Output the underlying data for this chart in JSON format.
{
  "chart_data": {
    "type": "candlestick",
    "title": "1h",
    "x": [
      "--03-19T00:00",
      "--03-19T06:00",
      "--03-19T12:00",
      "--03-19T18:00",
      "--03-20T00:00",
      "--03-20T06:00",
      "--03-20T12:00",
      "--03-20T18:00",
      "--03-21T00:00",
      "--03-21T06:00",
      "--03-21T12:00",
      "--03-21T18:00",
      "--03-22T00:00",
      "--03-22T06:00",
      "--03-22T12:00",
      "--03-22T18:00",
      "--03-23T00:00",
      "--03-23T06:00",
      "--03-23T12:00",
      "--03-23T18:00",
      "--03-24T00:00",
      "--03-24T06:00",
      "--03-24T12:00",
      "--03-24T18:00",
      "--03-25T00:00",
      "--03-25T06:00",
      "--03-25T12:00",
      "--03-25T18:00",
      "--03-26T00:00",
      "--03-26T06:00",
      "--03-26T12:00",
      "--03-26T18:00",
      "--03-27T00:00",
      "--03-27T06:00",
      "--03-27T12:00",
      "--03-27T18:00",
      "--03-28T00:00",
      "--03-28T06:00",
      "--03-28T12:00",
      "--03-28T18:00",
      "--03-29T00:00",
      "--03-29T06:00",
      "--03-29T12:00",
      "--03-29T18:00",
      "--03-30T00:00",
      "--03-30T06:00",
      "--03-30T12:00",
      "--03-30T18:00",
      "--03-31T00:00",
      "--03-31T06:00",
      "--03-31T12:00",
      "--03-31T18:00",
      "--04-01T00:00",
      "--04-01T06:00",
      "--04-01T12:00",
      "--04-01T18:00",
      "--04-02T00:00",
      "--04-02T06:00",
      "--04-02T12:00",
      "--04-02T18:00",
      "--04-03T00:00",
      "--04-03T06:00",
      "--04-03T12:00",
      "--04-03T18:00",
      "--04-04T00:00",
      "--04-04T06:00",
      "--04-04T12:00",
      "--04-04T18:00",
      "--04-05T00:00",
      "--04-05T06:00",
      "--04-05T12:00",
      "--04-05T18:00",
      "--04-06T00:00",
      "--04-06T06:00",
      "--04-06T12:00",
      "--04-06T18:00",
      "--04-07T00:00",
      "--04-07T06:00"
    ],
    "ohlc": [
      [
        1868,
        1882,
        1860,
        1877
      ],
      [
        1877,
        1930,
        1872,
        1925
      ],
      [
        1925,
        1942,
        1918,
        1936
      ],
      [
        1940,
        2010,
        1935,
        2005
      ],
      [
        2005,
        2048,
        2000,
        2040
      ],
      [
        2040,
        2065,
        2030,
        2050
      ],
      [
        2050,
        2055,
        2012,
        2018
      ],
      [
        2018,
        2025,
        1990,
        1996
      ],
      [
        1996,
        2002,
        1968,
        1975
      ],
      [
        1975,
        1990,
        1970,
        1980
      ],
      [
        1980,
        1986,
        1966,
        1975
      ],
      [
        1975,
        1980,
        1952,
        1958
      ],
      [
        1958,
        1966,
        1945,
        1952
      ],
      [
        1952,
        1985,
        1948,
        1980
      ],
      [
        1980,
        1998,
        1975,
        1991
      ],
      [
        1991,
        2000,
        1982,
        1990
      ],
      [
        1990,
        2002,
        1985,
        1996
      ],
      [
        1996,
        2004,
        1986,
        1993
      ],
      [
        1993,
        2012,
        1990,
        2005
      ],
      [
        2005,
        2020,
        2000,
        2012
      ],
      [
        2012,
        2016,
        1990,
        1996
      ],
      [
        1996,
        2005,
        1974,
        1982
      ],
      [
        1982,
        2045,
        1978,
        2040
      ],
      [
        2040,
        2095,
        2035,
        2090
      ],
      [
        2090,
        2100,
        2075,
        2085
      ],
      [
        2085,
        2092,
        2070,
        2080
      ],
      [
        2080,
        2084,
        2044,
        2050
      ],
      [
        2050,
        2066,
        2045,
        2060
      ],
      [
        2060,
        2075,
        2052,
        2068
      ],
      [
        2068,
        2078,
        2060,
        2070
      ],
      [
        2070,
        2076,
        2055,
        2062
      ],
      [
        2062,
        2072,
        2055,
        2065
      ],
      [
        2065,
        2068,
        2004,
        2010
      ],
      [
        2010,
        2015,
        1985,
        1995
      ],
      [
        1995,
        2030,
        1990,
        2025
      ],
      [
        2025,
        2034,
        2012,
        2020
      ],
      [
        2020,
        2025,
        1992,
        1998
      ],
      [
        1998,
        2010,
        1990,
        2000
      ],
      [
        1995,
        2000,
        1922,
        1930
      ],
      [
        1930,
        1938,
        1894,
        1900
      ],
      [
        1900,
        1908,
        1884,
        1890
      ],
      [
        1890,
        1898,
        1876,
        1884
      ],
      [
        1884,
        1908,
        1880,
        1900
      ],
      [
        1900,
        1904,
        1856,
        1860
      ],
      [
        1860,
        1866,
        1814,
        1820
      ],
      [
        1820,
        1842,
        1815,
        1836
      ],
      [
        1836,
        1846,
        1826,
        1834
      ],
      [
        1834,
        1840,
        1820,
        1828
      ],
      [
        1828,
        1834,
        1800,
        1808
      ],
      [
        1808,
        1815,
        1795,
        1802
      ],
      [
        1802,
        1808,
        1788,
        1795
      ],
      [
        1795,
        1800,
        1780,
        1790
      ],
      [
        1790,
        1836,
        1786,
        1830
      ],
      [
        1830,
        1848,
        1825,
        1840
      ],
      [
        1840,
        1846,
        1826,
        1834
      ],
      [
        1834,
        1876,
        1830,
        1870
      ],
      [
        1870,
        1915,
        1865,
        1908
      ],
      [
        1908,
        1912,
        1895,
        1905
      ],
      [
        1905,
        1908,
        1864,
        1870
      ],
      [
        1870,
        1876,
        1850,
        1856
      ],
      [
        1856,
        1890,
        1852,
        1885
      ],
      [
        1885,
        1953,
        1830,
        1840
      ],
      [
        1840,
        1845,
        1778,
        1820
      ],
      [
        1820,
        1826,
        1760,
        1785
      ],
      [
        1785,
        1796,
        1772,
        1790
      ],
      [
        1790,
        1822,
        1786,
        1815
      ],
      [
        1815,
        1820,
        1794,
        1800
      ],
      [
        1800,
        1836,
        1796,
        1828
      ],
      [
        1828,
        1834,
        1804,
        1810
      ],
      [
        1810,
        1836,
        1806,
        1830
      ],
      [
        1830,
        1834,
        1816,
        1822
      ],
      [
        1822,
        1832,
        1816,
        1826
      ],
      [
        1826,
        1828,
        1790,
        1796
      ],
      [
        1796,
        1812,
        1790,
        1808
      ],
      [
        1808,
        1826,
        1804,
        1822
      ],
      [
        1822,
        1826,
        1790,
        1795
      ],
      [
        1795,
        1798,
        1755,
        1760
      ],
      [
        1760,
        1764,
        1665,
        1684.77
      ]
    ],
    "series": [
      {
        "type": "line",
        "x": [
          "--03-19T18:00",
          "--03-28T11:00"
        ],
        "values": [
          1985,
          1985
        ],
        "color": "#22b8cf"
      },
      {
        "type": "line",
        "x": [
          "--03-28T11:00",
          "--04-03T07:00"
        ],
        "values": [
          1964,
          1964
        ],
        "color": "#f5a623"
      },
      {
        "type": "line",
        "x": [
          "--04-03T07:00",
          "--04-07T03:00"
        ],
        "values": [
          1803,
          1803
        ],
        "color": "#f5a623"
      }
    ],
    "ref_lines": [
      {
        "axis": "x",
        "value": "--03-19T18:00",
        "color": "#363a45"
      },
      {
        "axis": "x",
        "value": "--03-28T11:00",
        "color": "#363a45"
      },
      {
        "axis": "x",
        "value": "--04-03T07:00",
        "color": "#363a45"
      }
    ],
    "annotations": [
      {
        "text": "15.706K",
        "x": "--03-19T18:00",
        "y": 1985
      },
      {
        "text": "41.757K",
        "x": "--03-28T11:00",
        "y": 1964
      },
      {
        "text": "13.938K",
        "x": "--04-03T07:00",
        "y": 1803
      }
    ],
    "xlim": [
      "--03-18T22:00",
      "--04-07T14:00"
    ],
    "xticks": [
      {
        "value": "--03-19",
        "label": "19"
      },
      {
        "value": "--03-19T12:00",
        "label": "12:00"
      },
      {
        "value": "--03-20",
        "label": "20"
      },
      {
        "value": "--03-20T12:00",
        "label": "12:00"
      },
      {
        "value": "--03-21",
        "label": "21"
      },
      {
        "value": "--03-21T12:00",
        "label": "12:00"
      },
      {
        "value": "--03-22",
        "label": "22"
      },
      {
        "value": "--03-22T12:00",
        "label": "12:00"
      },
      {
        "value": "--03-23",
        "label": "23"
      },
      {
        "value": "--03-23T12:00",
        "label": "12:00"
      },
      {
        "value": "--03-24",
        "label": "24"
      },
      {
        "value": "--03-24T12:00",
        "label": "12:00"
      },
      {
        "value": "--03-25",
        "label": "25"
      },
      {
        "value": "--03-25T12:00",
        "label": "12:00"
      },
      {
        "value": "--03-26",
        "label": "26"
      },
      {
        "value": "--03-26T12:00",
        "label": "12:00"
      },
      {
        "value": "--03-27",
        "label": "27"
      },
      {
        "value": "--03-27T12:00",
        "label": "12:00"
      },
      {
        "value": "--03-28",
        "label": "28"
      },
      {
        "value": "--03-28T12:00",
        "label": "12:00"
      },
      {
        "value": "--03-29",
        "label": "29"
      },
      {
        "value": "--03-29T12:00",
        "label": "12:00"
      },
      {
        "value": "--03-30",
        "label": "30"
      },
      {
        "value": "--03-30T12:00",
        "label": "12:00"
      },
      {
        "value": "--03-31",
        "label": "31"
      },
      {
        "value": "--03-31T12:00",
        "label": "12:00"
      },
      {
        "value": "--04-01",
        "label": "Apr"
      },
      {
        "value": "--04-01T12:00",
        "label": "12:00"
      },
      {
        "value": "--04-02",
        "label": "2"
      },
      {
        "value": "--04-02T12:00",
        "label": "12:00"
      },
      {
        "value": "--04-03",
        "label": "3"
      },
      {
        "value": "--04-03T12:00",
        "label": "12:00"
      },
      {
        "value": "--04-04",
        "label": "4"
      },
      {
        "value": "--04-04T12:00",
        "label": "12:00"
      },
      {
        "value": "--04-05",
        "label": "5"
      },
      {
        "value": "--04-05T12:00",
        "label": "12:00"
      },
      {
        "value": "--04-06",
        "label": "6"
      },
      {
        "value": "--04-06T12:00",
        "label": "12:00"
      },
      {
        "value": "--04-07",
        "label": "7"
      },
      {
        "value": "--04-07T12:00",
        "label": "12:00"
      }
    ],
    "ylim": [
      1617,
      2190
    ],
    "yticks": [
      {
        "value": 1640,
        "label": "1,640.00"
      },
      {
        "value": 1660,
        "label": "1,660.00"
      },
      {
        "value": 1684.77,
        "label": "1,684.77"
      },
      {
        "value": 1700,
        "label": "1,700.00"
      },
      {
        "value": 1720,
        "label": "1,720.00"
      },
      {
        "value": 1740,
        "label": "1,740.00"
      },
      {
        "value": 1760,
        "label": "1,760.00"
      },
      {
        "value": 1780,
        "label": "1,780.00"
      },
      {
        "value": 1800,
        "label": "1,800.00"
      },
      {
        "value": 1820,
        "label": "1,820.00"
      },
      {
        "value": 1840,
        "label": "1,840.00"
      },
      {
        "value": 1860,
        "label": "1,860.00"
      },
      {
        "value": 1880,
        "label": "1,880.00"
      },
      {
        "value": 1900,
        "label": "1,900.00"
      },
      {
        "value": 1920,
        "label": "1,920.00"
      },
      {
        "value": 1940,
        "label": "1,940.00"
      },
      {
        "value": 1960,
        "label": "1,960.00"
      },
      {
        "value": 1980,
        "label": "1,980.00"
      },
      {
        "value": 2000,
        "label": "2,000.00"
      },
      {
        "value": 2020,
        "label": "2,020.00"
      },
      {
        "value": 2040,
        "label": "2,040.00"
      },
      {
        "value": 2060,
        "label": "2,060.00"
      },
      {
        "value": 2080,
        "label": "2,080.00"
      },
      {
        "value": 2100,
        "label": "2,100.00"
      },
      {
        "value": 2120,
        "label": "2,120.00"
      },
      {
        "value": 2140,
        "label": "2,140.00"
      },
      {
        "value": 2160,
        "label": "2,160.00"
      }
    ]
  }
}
□ □ □ □ □
Look through the material and copy each line that has "text".

        "text": "15.706K",
        "text": "41.757K",
        "text": "13.938K",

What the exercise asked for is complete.